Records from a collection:

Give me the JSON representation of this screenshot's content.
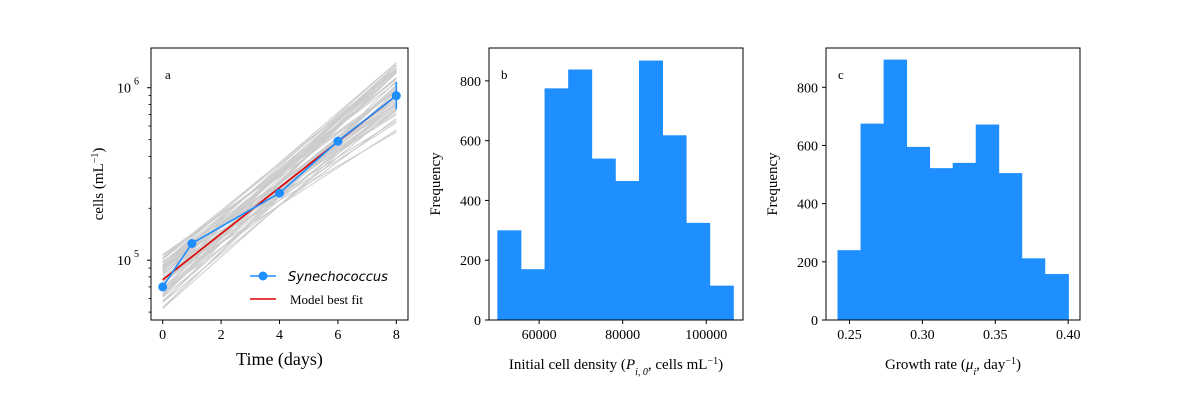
{
  "chart_data": [
    {
      "type": "line",
      "panel_label": "a",
      "xlabel": "Time (days)",
      "ylabel": "cells (mL$^{-1}$)",
      "ylabel_parts": {
        "base": "cells (mL",
        "sup": "−1",
        "tail": ")"
      },
      "yscale": "log",
      "xlim": [
        -0.4,
        8.4
      ],
      "ylim": [
        45000,
        1700000
      ],
      "xticks": [
        0,
        2,
        4,
        6,
        8
      ],
      "yticks": [
        {
          "value": 100000,
          "label_base": "10",
          "label_exp": "5"
        },
        {
          "value": 1000000,
          "label_base": "10",
          "label_exp": "6"
        }
      ],
      "series": [
        {
          "name": "Synechococcus",
          "color": "#1f8fff",
          "marker": "circle",
          "x": [
            0,
            1,
            4,
            6,
            8
          ],
          "y": [
            70000,
            125000,
            245000,
            490000,
            900000
          ],
          "yerr_high": [
            null,
            null,
            null,
            null,
            1080000
          ],
          "yerr_low": [
            null,
            null,
            null,
            null,
            750000
          ]
        },
        {
          "name": "Model best fit",
          "color": "#e00000",
          "x": [
            0,
            8
          ],
          "y": [
            77000,
            900000
          ]
        }
      ],
      "ensemble": {
        "color": "#cccccc",
        "count": 60,
        "start_range": [
          52000,
          108000
        ],
        "end_range": [
          550000,
          1400000
        ]
      },
      "legend": {
        "location": "lower-right",
        "entries": [
          {
            "label": "Synechococcus",
            "style": "italic",
            "color": "#1f8fff"
          },
          {
            "label": "Model best fit",
            "style": "normal",
            "color": "#e00000"
          }
        ]
      }
    },
    {
      "type": "bar",
      "panel_label": "b",
      "xlabel": "Initial cell density (",
      "xlabel_parts": {
        "pre": "Initial cell density (",
        "sym": "P",
        "sub": "i, 0",
        "post": ", cells mL",
        "sup": "−1",
        "end": ")"
      },
      "ylabel": "Frequency",
      "xlim": [
        48000,
        108800
      ],
      "ylim": [
        0,
        910
      ],
      "xticks": [
        60000,
        80000,
        100000
      ],
      "yticks": [
        0,
        200,
        400,
        600,
        800
      ],
      "color": "#1f8fff",
      "bin_edges": [
        50000,
        55650,
        61300,
        66950,
        72600,
        78250,
        83900,
        89550,
        95200,
        100850,
        106500
      ],
      "values": [
        300,
        170,
        775,
        838,
        540,
        465,
        868,
        618,
        325,
        115
      ]
    },
    {
      "type": "bar",
      "panel_label": "c",
      "xlabel": "Growth rate (",
      "xlabel_parts": {
        "pre": "Growth rate (",
        "sym": "μ",
        "sub": "i",
        "post": ", day",
        "sup": "−1",
        "end": ")"
      },
      "ylabel": "Frequency",
      "xlim": [
        0.2339,
        0.4081
      ],
      "ylim": [
        0,
        935
      ],
      "xticks": [
        0.25,
        0.3,
        0.35,
        0.4
      ],
      "xtick_labels": [
        "0.25",
        "0.30",
        "0.35",
        "0.40"
      ],
      "yticks": [
        0,
        200,
        400,
        600,
        800
      ],
      "color": "#1f8fff",
      "bin_edges": [
        0.2418,
        0.2576,
        0.2734,
        0.2892,
        0.305,
        0.3208,
        0.3366,
        0.3524,
        0.3682,
        0.384,
        0.4002
      ],
      "values": [
        240,
        675,
        895,
        595,
        522,
        540,
        672,
        505,
        212,
        158
      ]
    }
  ]
}
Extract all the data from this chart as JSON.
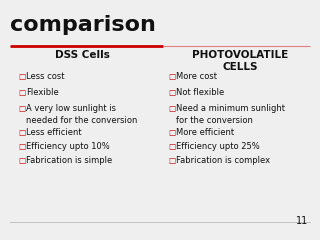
{
  "title": "comparison",
  "title_color": "#111111",
  "title_fontsize": 16,
  "col1_header": "DSS Cells",
  "col2_header": "PHOTOVOLATILE\nCELLS",
  "header_fontsize": 7.5,
  "col1_items": [
    "Less cost",
    "Flexible",
    "A very low sunlight is\nneeded for the conversion",
    "Less efficient",
    "Efficiency upto 10%",
    "Fabrication is simple"
  ],
  "col2_items": [
    "More cost",
    "Not flexible",
    "Need a minimum sunlight\nfor the conversion",
    "More efficient",
    "Efficiency upto 25%",
    "Fabrication is complex"
  ],
  "item_fontsize": 6.0,
  "bg_color": "#efefef",
  "text_color": "#111111",
  "line_color_left": "#cc0000",
  "line_color_right": "#e08080",
  "bullet_color": "#cc0000",
  "slide_number": "11"
}
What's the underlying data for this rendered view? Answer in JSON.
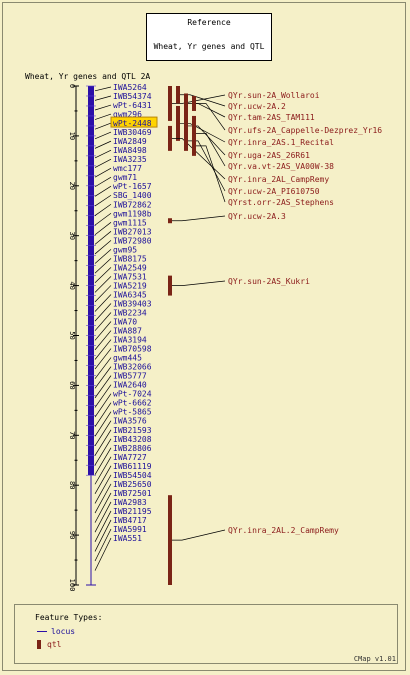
{
  "reference": {
    "title": "Reference",
    "subtitle": "Wheat, Yr genes and QTL"
  },
  "map": {
    "title": "Wheat, Yr genes and QTL 2A",
    "ticks": [
      "0",
      "10",
      "20",
      "30",
      "40",
      "50",
      "60",
      "70",
      "80",
      "90",
      "100"
    ],
    "colors": {
      "chromosome": "#2b0fa8",
      "marker_label": "#1c0f9a",
      "qtl": "#7a2416",
      "qtl_label": "#8b1a1a",
      "highlight_bg": "#ffd400",
      "highlight_border": "#b8860b"
    },
    "markers": [
      {
        "name": "IWA5264",
        "pos": 0.5
      },
      {
        "name": "IWB54374",
        "pos": 1.5
      },
      {
        "name": "wPt-6431",
        "pos": 2.5
      },
      {
        "name": "gwm296",
        "pos": 3.5
      },
      {
        "name": "wPt-2448",
        "pos": 4.5,
        "highlight": true
      },
      {
        "name": "IWB30469",
        "pos": 5.5
      },
      {
        "name": "IWA2849",
        "pos": 6.5
      },
      {
        "name": "IWA8498",
        "pos": 7.5
      },
      {
        "name": "IWA3235",
        "pos": 8.5
      },
      {
        "name": "wmc177",
        "pos": 9.5
      },
      {
        "name": "gwm71",
        "pos": 10.5
      },
      {
        "name": "wPt-1657",
        "pos": 11.5
      },
      {
        "name": "SBG_1400",
        "pos": 12.5
      },
      {
        "name": "IWB72862",
        "pos": 13.5
      },
      {
        "name": "gwm1198b",
        "pos": 14.5
      },
      {
        "name": "gwm1115",
        "pos": 15.5
      },
      {
        "name": "IWB27013",
        "pos": 16.5
      },
      {
        "name": "IWB72980",
        "pos": 17.5
      },
      {
        "name": "gwm95",
        "pos": 18.5
      },
      {
        "name": "IWB8175",
        "pos": 19.5
      },
      {
        "name": "IWA2549",
        "pos": 20.5
      },
      {
        "name": "IWA7531",
        "pos": 21.5
      },
      {
        "name": "IWA5219",
        "pos": 22.5
      },
      {
        "name": "IWA6345",
        "pos": 23.5
      },
      {
        "name": "IWB39403",
        "pos": 24.5
      },
      {
        "name": "IWB2234",
        "pos": 25.5
      },
      {
        "name": "IWA70",
        "pos": 26.5
      },
      {
        "name": "IWA887",
        "pos": 27.5
      },
      {
        "name": "IWA3194",
        "pos": 28.5
      },
      {
        "name": "IWB70598",
        "pos": 29.5
      },
      {
        "name": "gwm445",
        "pos": 30.5
      },
      {
        "name": "IWB32066",
        "pos": 31.5
      },
      {
        "name": "IWB5777",
        "pos": 32.5
      },
      {
        "name": "IWA2640",
        "pos": 33.5
      },
      {
        "name": "wPt-7024",
        "pos": 34.5
      },
      {
        "name": "wPt-6662",
        "pos": 35.5
      },
      {
        "name": "wPt-5865",
        "pos": 36.5
      },
      {
        "name": "IWA3576",
        "pos": 37.5
      },
      {
        "name": "IWB21593",
        "pos": 38.5
      },
      {
        "name": "IWB43208",
        "pos": 39.5
      },
      {
        "name": "IWB28806",
        "pos": 40.5
      },
      {
        "name": "IWA7727",
        "pos": 41.5
      },
      {
        "name": "IWB61119",
        "pos": 42.5
      },
      {
        "name": "IWB54504",
        "pos": 43.5
      },
      {
        "name": "IWB25650",
        "pos": 44.5
      },
      {
        "name": "IWB72501",
        "pos": 45.5
      },
      {
        "name": "IWA2983",
        "pos": 46.5
      },
      {
        "name": "IWB21195",
        "pos": 47.5
      },
      {
        "name": "IWB4717",
        "pos": 48.5
      },
      {
        "name": "IWA5991",
        "pos": 49.5
      },
      {
        "name": "IWA551",
        "pos": 50.5
      }
    ],
    "qtls": [
      {
        "name": "QYr.sun-2A_Wollaroi",
        "start": 0,
        "end": 7,
        "lane": 0
      },
      {
        "name": "QYr.ucw-2A.2",
        "start": 0,
        "end": 3.5,
        "lane": 1
      },
      {
        "name": "QYr.tam-2AS_TAM111",
        "start": 1.5,
        "end": 5.5,
        "lane": 2
      },
      {
        "name": "QYr.ufs-2A_Cappelle-Dezprez_Yr16",
        "start": 2,
        "end": 5,
        "lane": 3
      },
      {
        "name": "QYr.inra_2AS.1_Recital",
        "start": 4,
        "end": 11,
        "lane": 1
      },
      {
        "name": "QYr.uga-2AS_26R61",
        "start": 5,
        "end": 11,
        "lane": 2
      },
      {
        "name": "QYr.va.vt-2AS_VA00W-38",
        "start": 6,
        "end": 13,
        "lane": 3
      },
      {
        "name": "QYr.inra_2AL_CampRemy",
        "start": 8,
        "end": 13,
        "lane": 0
      },
      {
        "name": "QYr.ucw-2A_PI610750",
        "start": 9,
        "end": 13,
        "lane": 2
      },
      {
        "name": "QYrst.orr-2AS_Stephens",
        "start": 10,
        "end": 14,
        "lane": 3
      },
      {
        "name": "QYr.ucw-2A.3",
        "start": 26.5,
        "end": 27.5,
        "lane": 0
      },
      {
        "name": "QYr.sun-2AS_Kukri",
        "start": 38,
        "end": 42,
        "lane": 0
      },
      {
        "name": "QYr.inra_2AL.2_CampRemy",
        "start": 82,
        "end": 100,
        "lane": 0
      }
    ]
  },
  "legend": {
    "title": "Feature Types:",
    "locus": "locus",
    "qtl": "qtl"
  },
  "footer": "CMap v1.01"
}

### [Your goal]
Among the records, find every line holding the word "conversion" and copy it.

### [Answer area]
    "A very low sunlight is\nneeded for the conversion",
    "Need a minimum sunlight\nfor the conversion",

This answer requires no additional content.